Dataset items:
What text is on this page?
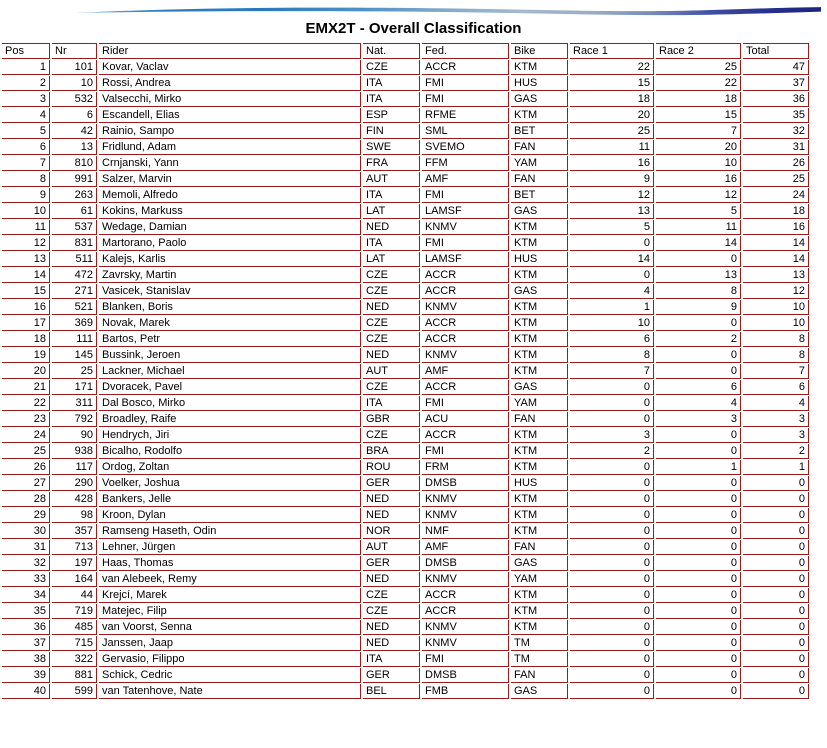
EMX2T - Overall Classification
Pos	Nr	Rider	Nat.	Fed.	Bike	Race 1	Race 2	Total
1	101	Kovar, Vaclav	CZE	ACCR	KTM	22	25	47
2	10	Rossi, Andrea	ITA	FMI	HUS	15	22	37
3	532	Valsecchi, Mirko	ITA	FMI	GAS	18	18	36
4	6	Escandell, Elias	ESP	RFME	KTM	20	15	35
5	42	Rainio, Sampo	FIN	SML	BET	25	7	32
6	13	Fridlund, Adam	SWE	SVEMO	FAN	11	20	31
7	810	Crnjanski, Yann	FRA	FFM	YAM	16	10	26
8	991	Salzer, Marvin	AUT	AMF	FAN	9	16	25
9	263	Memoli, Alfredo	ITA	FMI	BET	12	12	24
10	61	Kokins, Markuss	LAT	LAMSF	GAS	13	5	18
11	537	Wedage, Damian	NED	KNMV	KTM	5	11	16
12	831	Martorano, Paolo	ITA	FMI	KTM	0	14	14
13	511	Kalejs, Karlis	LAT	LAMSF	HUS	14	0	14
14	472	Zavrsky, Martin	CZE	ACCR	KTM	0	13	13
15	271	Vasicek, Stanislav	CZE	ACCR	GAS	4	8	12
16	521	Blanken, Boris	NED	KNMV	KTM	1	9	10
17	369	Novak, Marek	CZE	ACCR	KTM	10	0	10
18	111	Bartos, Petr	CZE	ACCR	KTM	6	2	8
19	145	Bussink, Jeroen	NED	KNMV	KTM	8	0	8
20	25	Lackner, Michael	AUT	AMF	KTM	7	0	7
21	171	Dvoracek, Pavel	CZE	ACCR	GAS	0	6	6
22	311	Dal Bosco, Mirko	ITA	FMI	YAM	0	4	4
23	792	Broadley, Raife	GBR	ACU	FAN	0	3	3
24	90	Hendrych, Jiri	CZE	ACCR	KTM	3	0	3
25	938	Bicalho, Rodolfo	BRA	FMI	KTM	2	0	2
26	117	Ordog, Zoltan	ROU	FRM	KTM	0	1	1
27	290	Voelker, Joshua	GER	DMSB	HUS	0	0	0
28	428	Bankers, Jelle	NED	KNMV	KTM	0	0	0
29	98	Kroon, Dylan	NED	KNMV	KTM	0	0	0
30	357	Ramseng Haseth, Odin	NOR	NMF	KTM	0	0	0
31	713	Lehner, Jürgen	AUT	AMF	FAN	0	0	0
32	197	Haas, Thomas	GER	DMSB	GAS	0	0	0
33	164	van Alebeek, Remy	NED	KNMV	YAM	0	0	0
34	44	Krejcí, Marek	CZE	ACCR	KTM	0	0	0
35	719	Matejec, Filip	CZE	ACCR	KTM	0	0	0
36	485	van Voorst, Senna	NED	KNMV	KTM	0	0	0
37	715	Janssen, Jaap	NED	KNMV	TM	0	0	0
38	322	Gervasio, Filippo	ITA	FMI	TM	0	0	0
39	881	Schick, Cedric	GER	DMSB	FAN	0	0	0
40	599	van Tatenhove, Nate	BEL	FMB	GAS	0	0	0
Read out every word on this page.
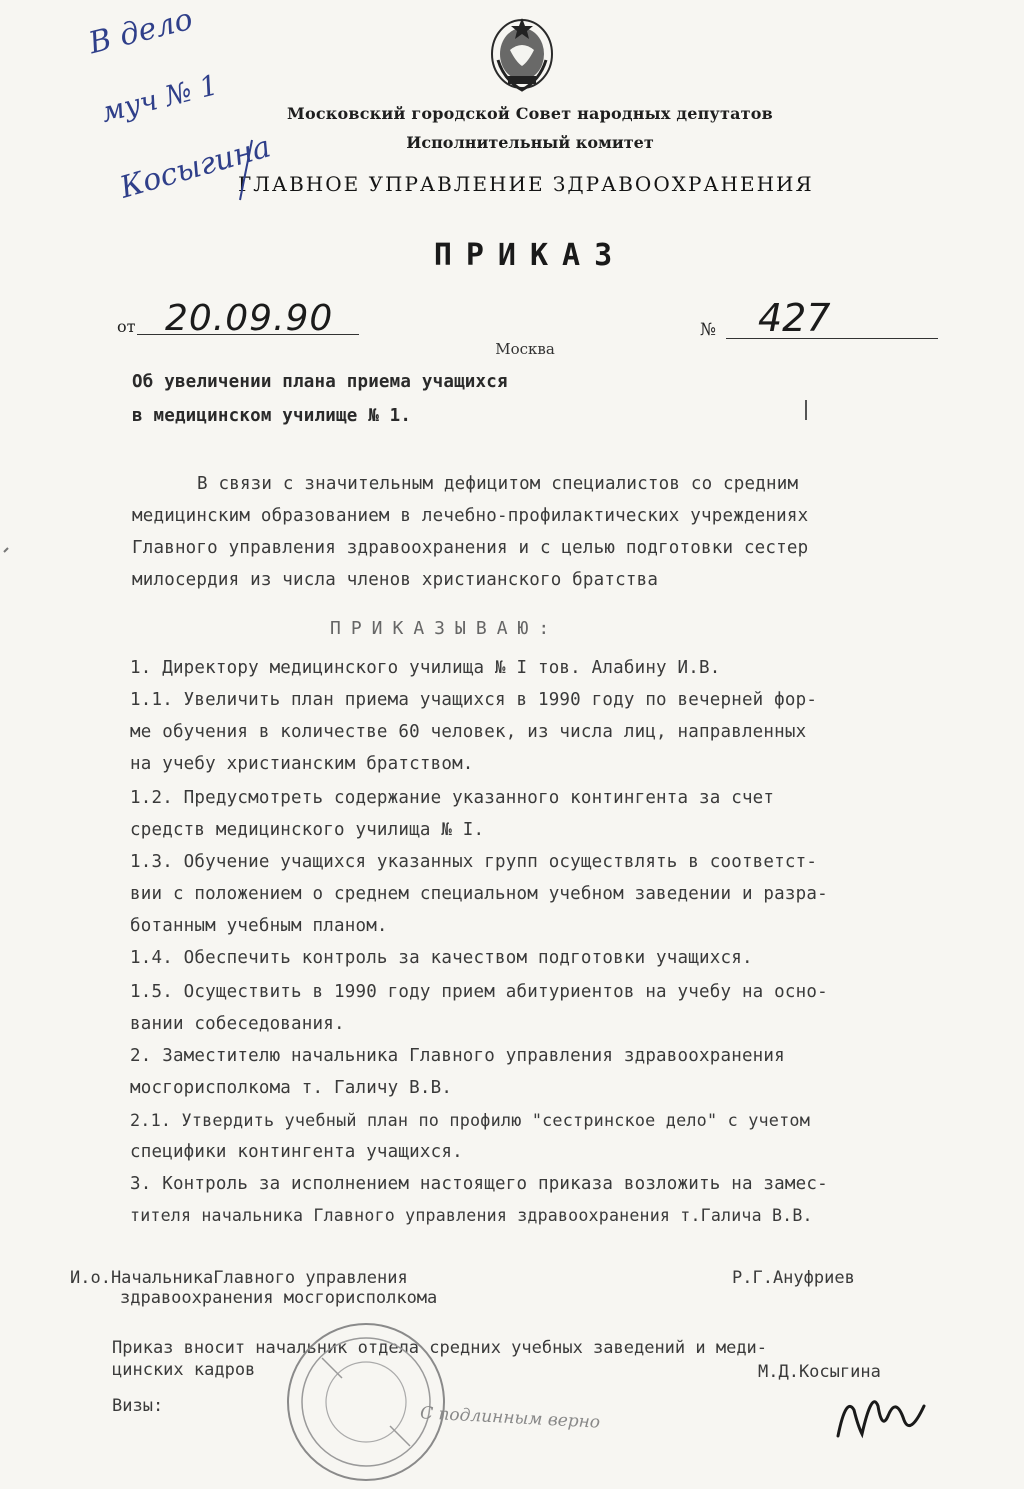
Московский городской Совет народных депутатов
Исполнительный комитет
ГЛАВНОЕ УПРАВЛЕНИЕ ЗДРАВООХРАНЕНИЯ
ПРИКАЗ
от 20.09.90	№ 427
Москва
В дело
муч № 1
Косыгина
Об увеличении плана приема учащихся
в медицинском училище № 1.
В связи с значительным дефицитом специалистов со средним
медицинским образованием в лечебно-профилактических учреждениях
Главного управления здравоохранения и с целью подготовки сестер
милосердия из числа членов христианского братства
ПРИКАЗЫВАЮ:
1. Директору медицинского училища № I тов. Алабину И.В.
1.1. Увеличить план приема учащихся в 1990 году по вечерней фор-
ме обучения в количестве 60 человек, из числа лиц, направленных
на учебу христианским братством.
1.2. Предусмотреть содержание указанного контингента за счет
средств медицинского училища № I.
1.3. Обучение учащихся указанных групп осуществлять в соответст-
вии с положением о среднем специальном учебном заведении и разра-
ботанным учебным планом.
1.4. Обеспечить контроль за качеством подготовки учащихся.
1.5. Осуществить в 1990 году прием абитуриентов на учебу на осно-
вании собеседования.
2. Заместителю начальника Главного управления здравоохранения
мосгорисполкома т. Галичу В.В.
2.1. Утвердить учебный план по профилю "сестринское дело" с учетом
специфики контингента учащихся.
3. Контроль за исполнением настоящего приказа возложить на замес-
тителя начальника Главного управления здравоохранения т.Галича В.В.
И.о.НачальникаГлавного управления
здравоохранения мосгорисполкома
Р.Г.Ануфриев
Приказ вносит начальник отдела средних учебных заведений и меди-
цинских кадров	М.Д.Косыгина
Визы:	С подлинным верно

TASK DIRECTIONS
Repeat the data exactly, without the pictures.

THE REPLY
What text is on this page?
EMX2T - Overall Classification
Pos	Nr	Rider	Nat.	Fed.	Bike	Race 1	Race 2	Total
1	101	Kovar, Vaclav	CZE	ACCR	KTM	22	25	47
2	10	Rossi, Andrea	ITA	FMI	HUS	15	22	37
3	532	Valsecchi, Mirko	ITA	FMI	GAS	18	18	36
4	6	Escandell, Elias	ESP	RFME	KTM	20	15	35
5	42	Rainio, Sampo	FIN	SML	BET	25	7	32
6	13	Fridlund, Adam	SWE	SVEMO	FAN	11	20	31
7	810	Crnjanski, Yann	FRA	FFM	YAM	16	10	26
8	991	Salzer, Marvin	AUT	AMF	FAN	9	16	25
9	263	Memoli, Alfredo	ITA	FMI	BET	12	12	24
10	61	Kokins, Markuss	LAT	LAMSF	GAS	13	5	18
11	537	Wedage, Damian	NED	KNMV	KTM	5	11	16
12	831	Martorano, Paolo	ITA	FMI	KTM	0	14	14
13	511	Kalejs, Karlis	LAT	LAMSF	HUS	14	0	14
14	472	Zavrsky, Martin	CZE	ACCR	KTM	0	13	13
15	271	Vasicek, Stanislav	CZE	ACCR	GAS	4	8	12
16	521	Blanken, Boris	NED	KNMV	KTM	1	9	10
17	369	Novak, Marek	CZE	ACCR	KTM	10	0	10
18	111	Bartos, Petr	CZE	ACCR	KTM	6	2	8
19	145	Bussink, Jeroen	NED	KNMV	KTM	8	0	8
20	25	Lackner, Michael	AUT	AMF	KTM	7	0	7
21	171	Dvoracek, Pavel	CZE	ACCR	GAS	0	6	6
22	311	Dal Bosco, Mirko	ITA	FMI	YAM	0	4	4
23	792	Broadley, Raife	GBR	ACU	FAN	0	3	3
24	90	Hendrych, Jiri	CZE	ACCR	KTM	3	0	3
25	938	Bicalho, Rodolfo	BRA	FMI	KTM	2	0	2
26	117	Ordog, Zoltan	ROU	FRM	KTM	0	1	1
27	290	Voelker, Joshua	GER	DMSB	HUS	0	0	0
28	428	Bankers, Jelle	NED	KNMV	KTM	0	0	0
29	98	Kroon, Dylan	NED	KNMV	KTM	0	0	0
30	357	Ramseng Haseth, Odin	NOR	NMF	KTM	0	0	0
31	713	Lehner, Jürgen	AUT	AMF	FAN	0	0	0
32	197	Haas, Thomas	GER	DMSB	GAS	0	0	0
33	164	van Alebeek, Remy	NED	KNMV	YAM	0	0	0
34	44	Krejcí, Marek	CZE	ACCR	KTM	0	0	0
35	719	Matejec, Filip	CZE	ACCR	KTM	0	0	0
36	485	van Voorst, Senna	NED	KNMV	KTM	0	0	0
37	715	Janssen, Jaap	NED	KNMV	TM	0	0	0
38	322	Gervasio, Filippo	ITA	FMI	TM	0	0	0
39	881	Schick, Cedric	GER	DMSB	FAN	0	0	0
40	599	van Tatenhove, Nate	BEL	FMB	GAS	0	0	0
Read out every word on this page.
Московский городской Совет народных депутатов
Исполнительный комитет
ГЛАВНОЕ УПРАВЛЕНИЕ ЗДРАВООХРАНЕНИЯ
ПРИКАЗ
от 20.09.90	№ 427
Москва
В дело
муч № 1
Косыгина
Об увеличении плана приема учащихся
в медицинском училище № 1.
В связи с значительным дефицитом специалистов со средним
медицинским образованием в лечебно-профилактических учреждениях
Главного управления здравоохранения и с целью подготовки сестер
милосердия из числа членов христианского братства
ПРИКАЗЫВАЮ:
1. Директору медицинского училища № I тов. Алабину И.В.
1.1. Увеличить план приема учащихся в 1990 году по вечерней фор-
ме обучения в количестве 60 человек, из числа лиц, направленных
на учебу христианским братством.
1.2. Предусмотреть содержание указанного контингента за счет
средств медицинского училища № I.
1.3. Обучение учащихся указанных групп осуществлять в соответст-
вии с положением о среднем специальном учебном заведении и разра-
ботанным учебным планом.
1.4. Обеспечить контроль за качеством подготовки учащихся.
1.5. Осуществить в 1990 году прием абитуриентов на учебу на осно-
вании собеседования.
2. Заместителю начальника Главного управления здравоохранения
мосгорисполкома т. Галичу В.В.
2.1. Утвердить учебный план по профилю "сестринское дело" с учетом
специфики контингента учащихся.
3. Контроль за исполнением настоящего приказа возложить на замес-
тителя начальника Главного управления здравоохранения т.Галича В.В.
И.о.НачальникаГлавного управления
здравоохранения мосгорисполкома
Р.Г.Ануфриев
Приказ вносит начальник отдела средних учебных заведений и меди-
цинских кадров	М.Д.Косыгина
Визы:	С подлинным верно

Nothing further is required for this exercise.